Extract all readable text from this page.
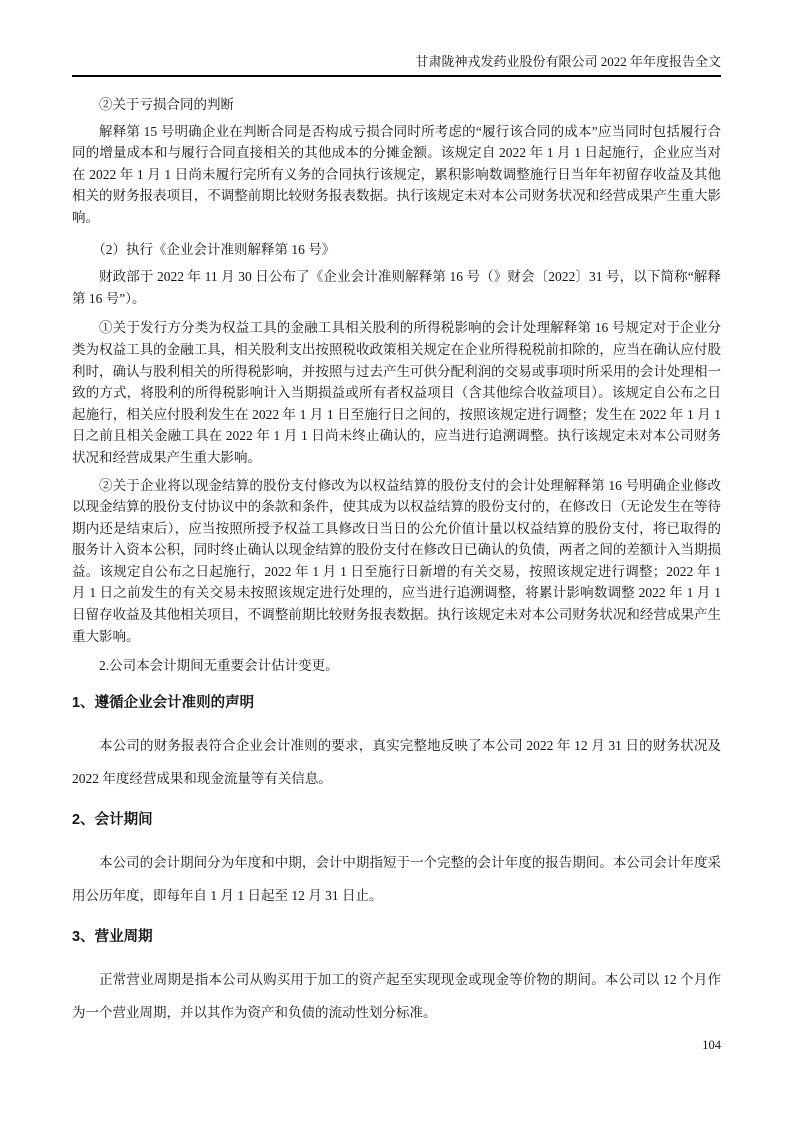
甘肃陇神戎发药业股份有限公司 2022 年年度报告全文
②关于亏损合同的判断
解释第 15 号明确企业在判断合同是否构成亏损合同时所考虑的“履行该合同的成本”应当同时包括履行合同的增量成本和与履行合同直接相关的其他成本的分摊金额。该规定自 2022 年 1 月 1 日起施行，企业应当对在 2022 年 1 月 1 日尚未履行完所有义务的合同执行该规定，累积影响数调整施行日当年年初留存收益及其他相关的财务报表项目，不调整前期比较财务报表数据。执行该规定未对本公司财务状况和经营成果产生重大影响。
（2）执行《企业会计准则解释第 16 号》
财政部于 2022 年 11 月 30 日公布了《企业会计准则解释第 16 号（》财会〔2022〕31 号，以下简称“解释第 16 号”）。
①关于发行方分类为权益工具的金融工具相关股利的所得税影响的会计处理解释第 16 号规定对于企业分类为权益工具的金融工具，相关股利支出按照税收政策相关规定在企业所得税税前扣除的，应当在确认应付股利时，确认与股利相关的所得税影响，并按照与过去产生可供分配利润的交易或事项时所采用的会计处理相一致的方式，将股利的所得税影响计入当期损益或所有者权益项目（含其他综合收益项目）。该规定自公布之日起施行，相关应付股利发生在 2022 年 1 月 1 日至施行日之间的，按照该规定进行调整；发生在 2022 年 1 月 1 日之前且相关金融工具在 2022 年 1 月 1 日尚未终止确认的，应当进行追溯调整。执行该规定未对本公司财务状况和经营成果产生重大影响。
②关于企业将以现金结算的股份支付修改为以权益结算的股份支付的会计处理解释第 16 号明确企业修改以现金结算的股份支付协议中的条款和条件，使其成为以权益结算的股份支付的，在修改日（无论发生在等待期内还是结束后），应当按照所授予权益工具修改日当日的公允价值计量以权益结算的股份支付，将已取得的服务计入资本公积，同时终止确认以现金结算的股份支付在修改日已确认的负债，两者之间的差额计入当期损益。该规定自公布之日起施行，2022 年 1 月 1 日至施行日新增的有关交易，按照该规定进行调整；2022 年 1 月 1 日之前发生的有关交易未按照该规定进行处理的，应当进行追溯调整，将累计影响数调整 2022 年 1 月 1 日留存收益及其他相关项目，不调整前期比较财务报表数据。执行该规定未对本公司财务状况和经营成果产生重大影响。
2.公司本会计期间无重要会计估计变更。
1、遵循企业会计准则的声明
本公司的财务报表符合企业会计准则的要求，真实完整地反映了本公司 2022 年 12 月 31 日的财务状况及 2022 年度经营成果和现金流量等有关信息。
2、会计期间
本公司的会计期间分为年度和中期，会计中期指短于一个完整的会计年度的报告期间。本公司会计年度采用公历年度，即每年自 1 月 1 日起至 12 月 31 日止。
3、营业周期
正常营业周期是指本公司从购买用于加工的资产起至实现现金或现金等价物的期间。本公司以 12 个月作为一个营业周期，并以其作为资产和负债的流动性划分标准。
104
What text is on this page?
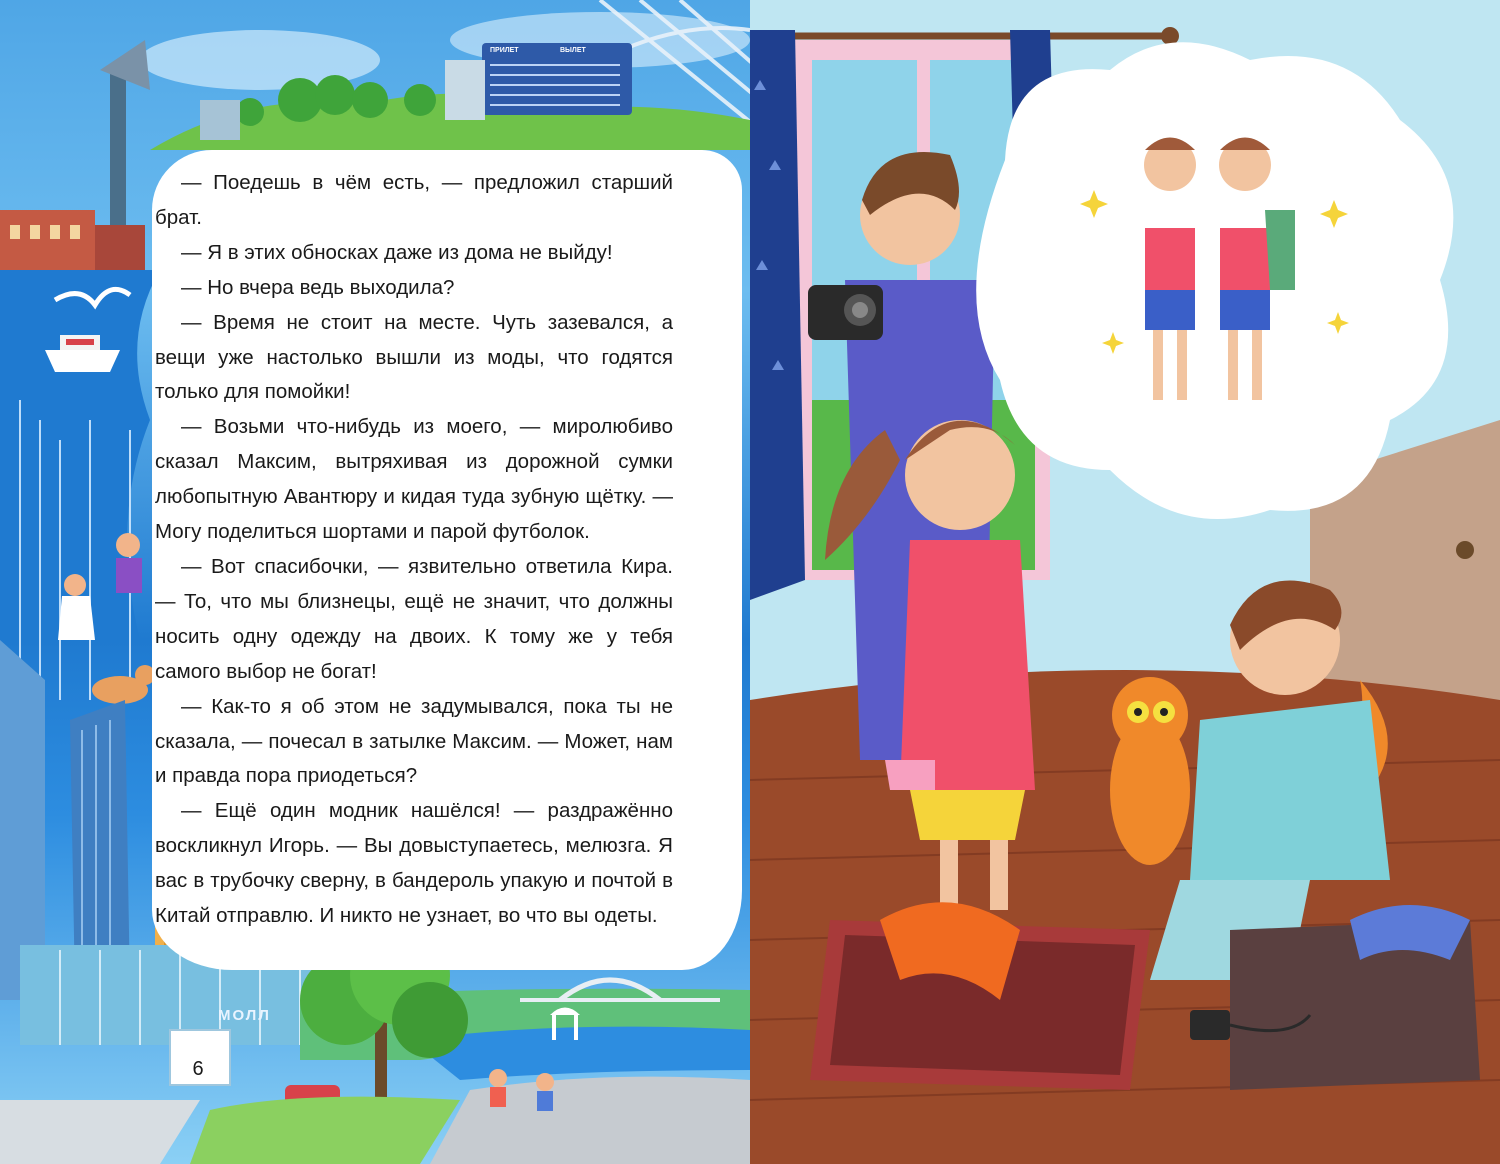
— Поедешь в чём есть, — предложил старший брат.

— Я в этих обносках даже из дома не выйду!

— Но вчера ведь выходила?

— Время не стоит на месте. Чуть зазевался, а вещи уже настолько вышли из моды, что годятся только для помойки!

— Возьми что-нибудь из моего, — миролюбиво сказал Максим, вытряхивая из дорожной сумки любопытную Авантюру и кидая туда зубную щётку. — Могу поделиться шортами и парой футболок.

— Вот спасибочки, — язвительно ответила Кира. — То, что мы близнецы, ещё не значит, что должны носить одну одежду на двоих. К тому же у тебя самого выбор не богат!

— Как-то я об этом не задумывался, пока ты не сказала, — почесал в затылке Максим. — Может, нам и правда пора приодеться?

— Ещё один модник нашёлся! — раздражённо воскликнул Игорь. — Вы довыступаетесь, мелюзга. Я вас в трубочку сверну, в бандероль упакую и почтой в Китай отправлю. И никто не узнает, во что вы одеты.

МОЛЛ
ПРИЛЕТ	ВЫЛЕТ
6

##########

* [Prompt]:
Exactly as written, set down the lines from the line holding "What text is on this page?" to the last line of the data, both ends included, pictures excluded.

* [Answer for the task]:
What text is on this page?
— Поедешь в чём есть, — предложил старший брат.

— Я в этих обносках даже из дома не выйду!

— Но вчера ведь выходила?

— Время не стоит на месте. Чуть зазевался, а вещи уже настолько вышли из моды, что годятся только для помойки!

— Возьми что-нибудь из моего, — миролюбиво сказал Максим, вытряхивая из дорожной сумки любопытную Авантюру и кидая туда зубную щётку. — Могу поделиться шортами и парой футболок.

— Вот спасибочки, — язвительно ответила Кира. — То, что мы близнецы, ещё не значит, что должны носить одну одежду на двоих. К тому же у тебя самого выбор не богат!

— Как-то я об этом не задумывался, пока ты не сказала, — почесал в затылке Максим. — Может, нам и правда пора приодеться?

— Ещё один модник нашёлся! — раздражённо воскликнул Игорь. — Вы довыступаетесь, мелюзга. Я вас в трубочку сверну, в бандероль упакую и почтой в Китай отправлю. И никто не узнает, во что вы одеты.

МОЛЛ
ПРИЛЕТ	ВЫЛЕТ
6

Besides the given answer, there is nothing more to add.